__What to work on__: Exclude the pictures and transcribe the rest of the data below exactly.
== == ==
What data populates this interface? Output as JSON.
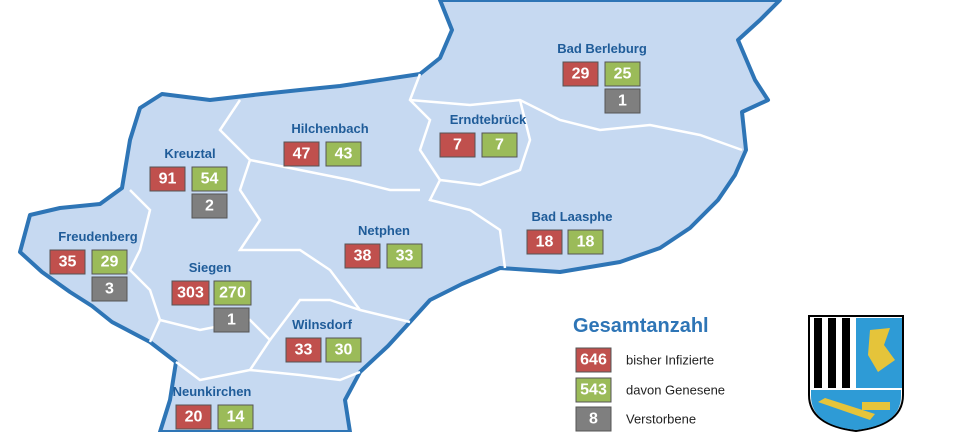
{
  "title": "Gesamtanzahl",
  "towns": [
    {
      "name": "Bad Berleburg",
      "infected": 29,
      "recovered": 25,
      "deceased": 1
    },
    {
      "name": "Erndtebrück",
      "infected": 7,
      "recovered": 7
    },
    {
      "name": "Hilchenbach",
      "infected": 47,
      "recovered": 43
    },
    {
      "name": "Kreuztal",
      "infected": 91,
      "recovered": 54,
      "deceased": 2
    },
    {
      "name": "Bad Laasphe",
      "infected": 18,
      "recovered": 18
    },
    {
      "name": "Freudenberg",
      "infected": 35,
      "recovered": 29,
      "deceased": 3
    },
    {
      "name": "Netphen",
      "infected": 38,
      "recovered": 33
    },
    {
      "name": "Siegen",
      "infected": 303,
      "recovered": 270,
      "deceased": 1
    },
    {
      "name": "Wilnsdorf",
      "infected": 33,
      "recovered": 30
    },
    {
      "name": "Neunkirchen",
      "infected": 20,
      "recovered": 14
    }
  ],
  "legend": [
    {
      "value": 646,
      "label": "bisher Infizierte"
    },
    {
      "value": 543,
      "label": "davon Genesene"
    },
    {
      "value": 8,
      "label": "Verstorbene"
    }
  ]
}
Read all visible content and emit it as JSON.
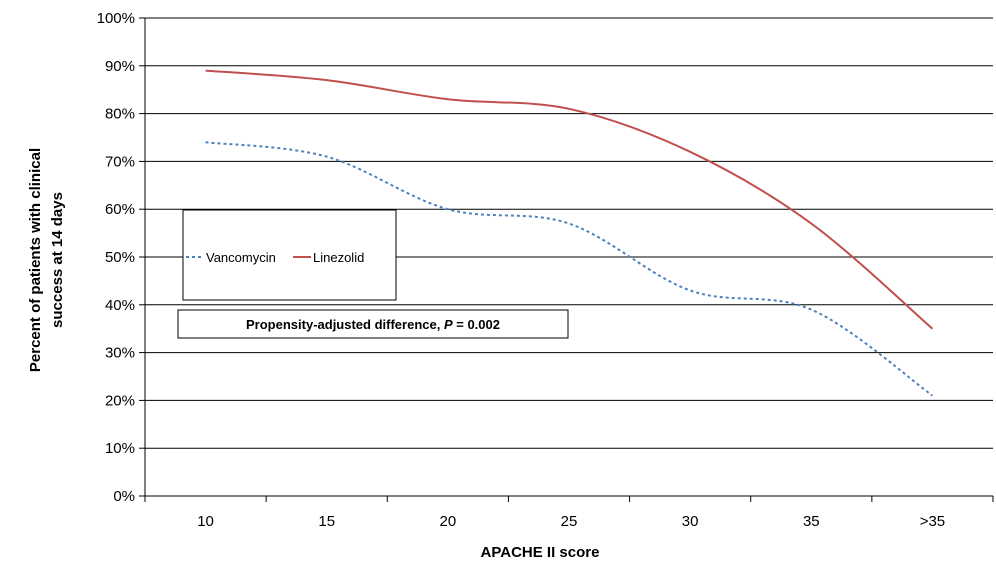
{
  "chart_data": {
    "type": "line",
    "title": "",
    "xlabel": "APACHE II score",
    "ylabel_lines": [
      "Percent of patients with clinical",
      "success at 14 days"
    ],
    "categories": [
      "10",
      "15",
      "20",
      "25",
      "30",
      "35",
      ">35"
    ],
    "y_ticks": [
      "0%",
      "10%",
      "20%",
      "30%",
      "40%",
      "50%",
      "60%",
      "70%",
      "80%",
      "90%",
      "100%"
    ],
    "ylim": [
      0,
      100
    ],
    "grid": true,
    "legend": "upper-left inside plot",
    "series": [
      {
        "name": "Vancomycin",
        "color": "#4F81BD",
        "style": "dashed",
        "values": [
          74,
          71,
          60,
          57,
          43,
          39,
          21
        ]
      },
      {
        "name": "Linezolid",
        "color": "#C0504D",
        "style": "solid",
        "values": [
          89,
          87,
          83,
          81,
          72,
          57,
          35
        ]
      }
    ],
    "annotation": {
      "prefix": "Propensity-adjusted difference, ",
      "p_symbol": "P",
      "suffix": " = 0.002"
    }
  }
}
== == ==
__Response__:
What data populates this interface? Output as JSON.
{
  "title": "Gesamtanzahl",
  "towns": [
    {
      "name": "Bad Berleburg",
      "infected": 29,
      "recovered": 25,
      "deceased": 1
    },
    {
      "name": "Erndtebrück",
      "infected": 7,
      "recovered": 7
    },
    {
      "name": "Hilchenbach",
      "infected": 47,
      "recovered": 43
    },
    {
      "name": "Kreuztal",
      "infected": 91,
      "recovered": 54,
      "deceased": 2
    },
    {
      "name": "Bad Laasphe",
      "infected": 18,
      "recovered": 18
    },
    {
      "name": "Freudenberg",
      "infected": 35,
      "recovered": 29,
      "deceased": 3
    },
    {
      "name": "Netphen",
      "infected": 38,
      "recovered": 33
    },
    {
      "name": "Siegen",
      "infected": 303,
      "recovered": 270,
      "deceased": 1
    },
    {
      "name": "Wilnsdorf",
      "infected": 33,
      "recovered": 30
    },
    {
      "name": "Neunkirchen",
      "infected": 20,
      "recovered": 14
    }
  ],
  "legend": [
    {
      "value": 646,
      "label": "bisher Infizierte"
    },
    {
      "value": 543,
      "label": "davon Genesene"
    },
    {
      "value": 8,
      "label": "Verstorbene"
    }
  ]
}
Read all visible content and emit it as JSON.
{
  "chart_data": {
    "type": "line",
    "title": "",
    "xlabel": "APACHE II score",
    "ylabel_lines": [
      "Percent of patients with clinical",
      "success at 14 days"
    ],
    "categories": [
      "10",
      "15",
      "20",
      "25",
      "30",
      "35",
      ">35"
    ],
    "y_ticks": [
      "0%",
      "10%",
      "20%",
      "30%",
      "40%",
      "50%",
      "60%",
      "70%",
      "80%",
      "90%",
      "100%"
    ],
    "ylim": [
      0,
      100
    ],
    "grid": true,
    "legend": "upper-left inside plot",
    "series": [
      {
        "name": "Vancomycin",
        "color": "#4F81BD",
        "style": "dashed",
        "values": [
          74,
          71,
          60,
          57,
          43,
          39,
          21
        ]
      },
      {
        "name": "Linezolid",
        "color": "#C0504D",
        "style": "solid",
        "values": [
          89,
          87,
          83,
          81,
          72,
          57,
          35
        ]
      }
    ],
    "annotation": {
      "prefix": "Propensity-adjusted difference, ",
      "p_symbol": "P",
      "suffix": " = 0.002"
    }
  }
}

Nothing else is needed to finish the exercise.